#### Stored items from a collection
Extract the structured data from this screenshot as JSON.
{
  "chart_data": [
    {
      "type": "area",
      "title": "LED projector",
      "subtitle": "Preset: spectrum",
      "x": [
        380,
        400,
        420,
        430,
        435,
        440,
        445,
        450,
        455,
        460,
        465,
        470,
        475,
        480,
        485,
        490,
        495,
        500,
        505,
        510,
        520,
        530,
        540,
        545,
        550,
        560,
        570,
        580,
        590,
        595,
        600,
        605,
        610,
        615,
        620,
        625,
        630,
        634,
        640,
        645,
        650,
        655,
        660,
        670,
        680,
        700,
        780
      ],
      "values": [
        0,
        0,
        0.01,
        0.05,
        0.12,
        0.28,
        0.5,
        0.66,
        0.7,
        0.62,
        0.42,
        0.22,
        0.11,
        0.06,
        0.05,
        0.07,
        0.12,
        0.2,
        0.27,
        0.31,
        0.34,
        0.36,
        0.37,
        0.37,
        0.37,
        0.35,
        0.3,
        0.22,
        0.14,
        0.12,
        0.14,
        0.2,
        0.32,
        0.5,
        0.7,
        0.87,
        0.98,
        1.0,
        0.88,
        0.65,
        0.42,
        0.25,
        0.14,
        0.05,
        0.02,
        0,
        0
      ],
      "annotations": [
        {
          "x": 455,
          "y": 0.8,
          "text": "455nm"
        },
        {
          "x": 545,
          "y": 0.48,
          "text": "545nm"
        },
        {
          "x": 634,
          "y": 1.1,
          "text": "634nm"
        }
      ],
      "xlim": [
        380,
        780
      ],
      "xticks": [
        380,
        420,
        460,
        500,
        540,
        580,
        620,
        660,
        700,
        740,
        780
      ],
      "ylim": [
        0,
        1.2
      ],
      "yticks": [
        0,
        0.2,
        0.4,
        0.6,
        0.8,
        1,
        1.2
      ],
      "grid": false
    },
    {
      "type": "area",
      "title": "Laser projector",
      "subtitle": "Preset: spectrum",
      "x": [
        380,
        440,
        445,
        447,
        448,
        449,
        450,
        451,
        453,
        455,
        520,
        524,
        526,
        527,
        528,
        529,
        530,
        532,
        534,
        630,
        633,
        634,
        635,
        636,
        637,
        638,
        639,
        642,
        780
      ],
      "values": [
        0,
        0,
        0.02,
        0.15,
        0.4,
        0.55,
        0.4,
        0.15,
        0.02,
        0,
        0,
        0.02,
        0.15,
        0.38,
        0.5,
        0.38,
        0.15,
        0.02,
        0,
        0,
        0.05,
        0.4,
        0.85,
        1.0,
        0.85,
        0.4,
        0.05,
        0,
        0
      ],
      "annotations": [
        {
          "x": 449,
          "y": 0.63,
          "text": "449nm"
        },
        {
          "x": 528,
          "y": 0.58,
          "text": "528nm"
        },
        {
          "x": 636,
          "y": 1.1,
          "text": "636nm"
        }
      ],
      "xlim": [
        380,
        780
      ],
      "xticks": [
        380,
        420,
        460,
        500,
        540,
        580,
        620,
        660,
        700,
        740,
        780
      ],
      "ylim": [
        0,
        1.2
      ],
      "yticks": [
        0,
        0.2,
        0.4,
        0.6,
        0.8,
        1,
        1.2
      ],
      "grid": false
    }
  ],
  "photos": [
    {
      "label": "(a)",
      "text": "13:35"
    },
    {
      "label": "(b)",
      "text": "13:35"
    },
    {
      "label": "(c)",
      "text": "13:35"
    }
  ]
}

#### Stated task
Write out all the records above again, exactly as they stand.

#### Task output
Extract the structured data from this screenshot as JSON.
{
  "chart_data": [
    {
      "type": "area",
      "title": "LED projector",
      "subtitle": "Preset: spectrum",
      "x": [
        380,
        400,
        420,
        430,
        435,
        440,
        445,
        450,
        455,
        460,
        465,
        470,
        475,
        480,
        485,
        490,
        495,
        500,
        505,
        510,
        520,
        530,
        540,
        545,
        550,
        560,
        570,
        580,
        590,
        595,
        600,
        605,
        610,
        615,
        620,
        625,
        630,
        634,
        640,
        645,
        650,
        655,
        660,
        670,
        680,
        700,
        780
      ],
      "values": [
        0,
        0,
        0.01,
        0.05,
        0.12,
        0.28,
        0.5,
        0.66,
        0.7,
        0.62,
        0.42,
        0.22,
        0.11,
        0.06,
        0.05,
        0.07,
        0.12,
        0.2,
        0.27,
        0.31,
        0.34,
        0.36,
        0.37,
        0.37,
        0.37,
        0.35,
        0.3,
        0.22,
        0.14,
        0.12,
        0.14,
        0.2,
        0.32,
        0.5,
        0.7,
        0.87,
        0.98,
        1.0,
        0.88,
        0.65,
        0.42,
        0.25,
        0.14,
        0.05,
        0.02,
        0,
        0
      ],
      "annotations": [
        {
          "x": 455,
          "y": 0.8,
          "text": "455nm"
        },
        {
          "x": 545,
          "y": 0.48,
          "text": "545nm"
        },
        {
          "x": 634,
          "y": 1.1,
          "text": "634nm"
        }
      ],
      "xlim": [
        380,
        780
      ],
      "xticks": [
        380,
        420,
        460,
        500,
        540,
        580,
        620,
        660,
        700,
        740,
        780
      ],
      "ylim": [
        0,
        1.2
      ],
      "yticks": [
        0,
        0.2,
        0.4,
        0.6,
        0.8,
        1,
        1.2
      ],
      "grid": false
    },
    {
      "type": "area",
      "title": "Laser projector",
      "subtitle": "Preset: spectrum",
      "x": [
        380,
        440,
        445,
        447,
        448,
        449,
        450,
        451,
        453,
        455,
        520,
        524,
        526,
        527,
        528,
        529,
        530,
        532,
        534,
        630,
        633,
        634,
        635,
        636,
        637,
        638,
        639,
        642,
        780
      ],
      "values": [
        0,
        0,
        0.02,
        0.15,
        0.4,
        0.55,
        0.4,
        0.15,
        0.02,
        0,
        0,
        0.02,
        0.15,
        0.38,
        0.5,
        0.38,
        0.15,
        0.02,
        0,
        0,
        0.05,
        0.4,
        0.85,
        1.0,
        0.85,
        0.4,
        0.05,
        0,
        0
      ],
      "annotations": [
        {
          "x": 449,
          "y": 0.63,
          "text": "449nm"
        },
        {
          "x": 528,
          "y": 0.58,
          "text": "528nm"
        },
        {
          "x": 636,
          "y": 1.1,
          "text": "636nm"
        }
      ],
      "xlim": [
        380,
        780
      ],
      "xticks": [
        380,
        420,
        460,
        500,
        540,
        580,
        620,
        660,
        700,
        740,
        780
      ],
      "ylim": [
        0,
        1.2
      ],
      "yticks": [
        0,
        0.2,
        0.4,
        0.6,
        0.8,
        1,
        1.2
      ],
      "grid": false
    }
  ],
  "photos": [
    {
      "label": "(a)",
      "text": "13:35"
    },
    {
      "label": "(b)",
      "text": "13:35"
    },
    {
      "label": "(c)",
      "text": "13:35"
    }
  ]
}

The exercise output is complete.